> _Written request_:
Repeat the records exactly. Every line must match.

> _Records for this exercise_:
* Start *
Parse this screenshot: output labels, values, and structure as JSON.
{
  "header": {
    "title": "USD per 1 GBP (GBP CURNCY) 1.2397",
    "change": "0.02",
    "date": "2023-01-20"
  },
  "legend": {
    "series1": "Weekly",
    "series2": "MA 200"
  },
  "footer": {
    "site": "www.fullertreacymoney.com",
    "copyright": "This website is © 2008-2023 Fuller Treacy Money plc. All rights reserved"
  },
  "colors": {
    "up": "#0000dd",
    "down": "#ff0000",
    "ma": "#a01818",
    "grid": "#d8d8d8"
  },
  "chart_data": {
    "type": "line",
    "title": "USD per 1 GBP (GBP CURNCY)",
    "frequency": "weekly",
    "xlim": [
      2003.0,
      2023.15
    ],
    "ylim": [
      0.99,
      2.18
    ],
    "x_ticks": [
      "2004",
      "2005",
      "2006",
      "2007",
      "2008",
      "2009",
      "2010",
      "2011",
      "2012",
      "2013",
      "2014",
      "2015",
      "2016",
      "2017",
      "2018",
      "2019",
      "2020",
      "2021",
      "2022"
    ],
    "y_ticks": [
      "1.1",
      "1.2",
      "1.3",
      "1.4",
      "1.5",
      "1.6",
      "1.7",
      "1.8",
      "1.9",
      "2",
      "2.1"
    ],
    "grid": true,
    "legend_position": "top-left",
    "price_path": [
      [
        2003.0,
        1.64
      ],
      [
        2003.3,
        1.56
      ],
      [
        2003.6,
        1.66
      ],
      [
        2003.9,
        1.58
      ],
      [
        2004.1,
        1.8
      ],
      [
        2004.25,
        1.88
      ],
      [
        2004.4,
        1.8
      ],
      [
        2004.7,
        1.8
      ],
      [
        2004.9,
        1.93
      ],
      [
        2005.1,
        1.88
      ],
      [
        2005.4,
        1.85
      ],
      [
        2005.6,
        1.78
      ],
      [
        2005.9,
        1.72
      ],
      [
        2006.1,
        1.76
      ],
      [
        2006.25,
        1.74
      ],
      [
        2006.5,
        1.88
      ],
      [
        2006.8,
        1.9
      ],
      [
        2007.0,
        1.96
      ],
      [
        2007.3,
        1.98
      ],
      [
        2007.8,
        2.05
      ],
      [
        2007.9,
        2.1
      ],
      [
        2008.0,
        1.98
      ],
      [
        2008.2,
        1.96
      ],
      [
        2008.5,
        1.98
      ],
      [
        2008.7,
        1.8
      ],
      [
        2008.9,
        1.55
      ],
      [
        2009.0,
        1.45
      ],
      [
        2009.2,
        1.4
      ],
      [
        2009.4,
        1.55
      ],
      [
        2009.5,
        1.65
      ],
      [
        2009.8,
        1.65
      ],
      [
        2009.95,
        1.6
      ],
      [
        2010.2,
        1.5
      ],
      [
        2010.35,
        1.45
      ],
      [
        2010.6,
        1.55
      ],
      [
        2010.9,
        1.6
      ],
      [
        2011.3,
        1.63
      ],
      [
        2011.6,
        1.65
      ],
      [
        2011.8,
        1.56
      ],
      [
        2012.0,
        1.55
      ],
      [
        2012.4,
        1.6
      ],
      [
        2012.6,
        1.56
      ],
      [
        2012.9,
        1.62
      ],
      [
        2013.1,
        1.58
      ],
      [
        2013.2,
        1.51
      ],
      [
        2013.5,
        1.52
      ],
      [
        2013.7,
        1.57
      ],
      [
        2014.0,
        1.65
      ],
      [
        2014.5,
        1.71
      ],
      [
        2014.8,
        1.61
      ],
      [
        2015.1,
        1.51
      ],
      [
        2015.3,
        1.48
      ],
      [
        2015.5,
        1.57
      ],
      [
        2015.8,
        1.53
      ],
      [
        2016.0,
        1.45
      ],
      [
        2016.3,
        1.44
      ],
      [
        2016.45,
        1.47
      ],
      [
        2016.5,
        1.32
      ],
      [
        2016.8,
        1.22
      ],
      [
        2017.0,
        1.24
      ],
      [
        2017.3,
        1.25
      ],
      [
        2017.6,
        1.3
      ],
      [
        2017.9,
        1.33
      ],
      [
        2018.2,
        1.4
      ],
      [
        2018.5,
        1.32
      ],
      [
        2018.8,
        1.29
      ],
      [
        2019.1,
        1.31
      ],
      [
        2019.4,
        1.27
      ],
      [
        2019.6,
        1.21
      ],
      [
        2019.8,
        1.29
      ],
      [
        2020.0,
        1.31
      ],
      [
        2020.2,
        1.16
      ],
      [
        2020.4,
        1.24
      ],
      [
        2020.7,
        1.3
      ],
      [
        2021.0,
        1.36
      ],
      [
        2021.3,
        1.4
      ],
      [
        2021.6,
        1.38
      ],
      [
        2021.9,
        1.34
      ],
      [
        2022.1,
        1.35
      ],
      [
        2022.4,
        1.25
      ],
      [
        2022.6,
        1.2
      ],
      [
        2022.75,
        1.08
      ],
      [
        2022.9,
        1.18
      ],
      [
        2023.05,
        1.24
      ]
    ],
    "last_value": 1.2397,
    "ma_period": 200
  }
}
* End *
> _The reply_:
Parse this screenshot: output labels, values, and structure as JSON.
{
  "header": {
    "title": "USD per 1 GBP (GBP CURNCY) 1.2397",
    "change": "0.02",
    "date": "2023-01-20"
  },
  "legend": {
    "series1": "Weekly",
    "series2": "MA 200"
  },
  "footer": {
    "site": "www.fullertreacymoney.com",
    "copyright": "This website is © 2008-2023 Fuller Treacy Money plc. All rights reserved"
  },
  "colors": {
    "up": "#0000dd",
    "down": "#ff0000",
    "ma": "#a01818",
    "grid": "#d8d8d8"
  },
  "chart_data": {
    "type": "line",
    "title": "USD per 1 GBP (GBP CURNCY)",
    "frequency": "weekly",
    "xlim": [
      2003.0,
      2023.15
    ],
    "ylim": [
      0.99,
      2.18
    ],
    "x_ticks": [
      "2004",
      "2005",
      "2006",
      "2007",
      "2008",
      "2009",
      "2010",
      "2011",
      "2012",
      "2013",
      "2014",
      "2015",
      "2016",
      "2017",
      "2018",
      "2019",
      "2020",
      "2021",
      "2022"
    ],
    "y_ticks": [
      "1.1",
      "1.2",
      "1.3",
      "1.4",
      "1.5",
      "1.6",
      "1.7",
      "1.8",
      "1.9",
      "2",
      "2.1"
    ],
    "grid": true,
    "legend_position": "top-left",
    "price_path": [
      [
        2003.0,
        1.64
      ],
      [
        2003.3,
        1.56
      ],
      [
        2003.6,
        1.66
      ],
      [
        2003.9,
        1.58
      ],
      [
        2004.1,
        1.8
      ],
      [
        2004.25,
        1.88
      ],
      [
        2004.4,
        1.8
      ],
      [
        2004.7,
        1.8
      ],
      [
        2004.9,
        1.93
      ],
      [
        2005.1,
        1.88
      ],
      [
        2005.4,
        1.85
      ],
      [
        2005.6,
        1.78
      ],
      [
        2005.9,
        1.72
      ],
      [
        2006.1,
        1.76
      ],
      [
        2006.25,
        1.74
      ],
      [
        2006.5,
        1.88
      ],
      [
        2006.8,
        1.9
      ],
      [
        2007.0,
        1.96
      ],
      [
        2007.3,
        1.98
      ],
      [
        2007.8,
        2.05
      ],
      [
        2007.9,
        2.1
      ],
      [
        2008.0,
        1.98
      ],
      [
        2008.2,
        1.96
      ],
      [
        2008.5,
        1.98
      ],
      [
        2008.7,
        1.8
      ],
      [
        2008.9,
        1.55
      ],
      [
        2009.0,
        1.45
      ],
      [
        2009.2,
        1.4
      ],
      [
        2009.4,
        1.55
      ],
      [
        2009.5,
        1.65
      ],
      [
        2009.8,
        1.65
      ],
      [
        2009.95,
        1.6
      ],
      [
        2010.2,
        1.5
      ],
      [
        2010.35,
        1.45
      ],
      [
        2010.6,
        1.55
      ],
      [
        2010.9,
        1.6
      ],
      [
        2011.3,
        1.63
      ],
      [
        2011.6,
        1.65
      ],
      [
        2011.8,
        1.56
      ],
      [
        2012.0,
        1.55
      ],
      [
        2012.4,
        1.6
      ],
      [
        2012.6,
        1.56
      ],
      [
        2012.9,
        1.62
      ],
      [
        2013.1,
        1.58
      ],
      [
        2013.2,
        1.51
      ],
      [
        2013.5,
        1.52
      ],
      [
        2013.7,
        1.57
      ],
      [
        2014.0,
        1.65
      ],
      [
        2014.5,
        1.71
      ],
      [
        2014.8,
        1.61
      ],
      [
        2015.1,
        1.51
      ],
      [
        2015.3,
        1.48
      ],
      [
        2015.5,
        1.57
      ],
      [
        2015.8,
        1.53
      ],
      [
        2016.0,
        1.45
      ],
      [
        2016.3,
        1.44
      ],
      [
        2016.45,
        1.47
      ],
      [
        2016.5,
        1.32
      ],
      [
        2016.8,
        1.22
      ],
      [
        2017.0,
        1.24
      ],
      [
        2017.3,
        1.25
      ],
      [
        2017.6,
        1.3
      ],
      [
        2017.9,
        1.33
      ],
      [
        2018.2,
        1.4
      ],
      [
        2018.5,
        1.32
      ],
      [
        2018.8,
        1.29
      ],
      [
        2019.1,
        1.31
      ],
      [
        2019.4,
        1.27
      ],
      [
        2019.6,
        1.21
      ],
      [
        2019.8,
        1.29
      ],
      [
        2020.0,
        1.31
      ],
      [
        2020.2,
        1.16
      ],
      [
        2020.4,
        1.24
      ],
      [
        2020.7,
        1.3
      ],
      [
        2021.0,
        1.36
      ],
      [
        2021.3,
        1.4
      ],
      [
        2021.6,
        1.38
      ],
      [
        2021.9,
        1.34
      ],
      [
        2022.1,
        1.35
      ],
      [
        2022.4,
        1.25
      ],
      [
        2022.6,
        1.2
      ],
      [
        2022.75,
        1.08
      ],
      [
        2022.9,
        1.18
      ],
      [
        2023.05,
        1.24
      ]
    ],
    "last_value": 1.2397,
    "ma_period": 200
  }
}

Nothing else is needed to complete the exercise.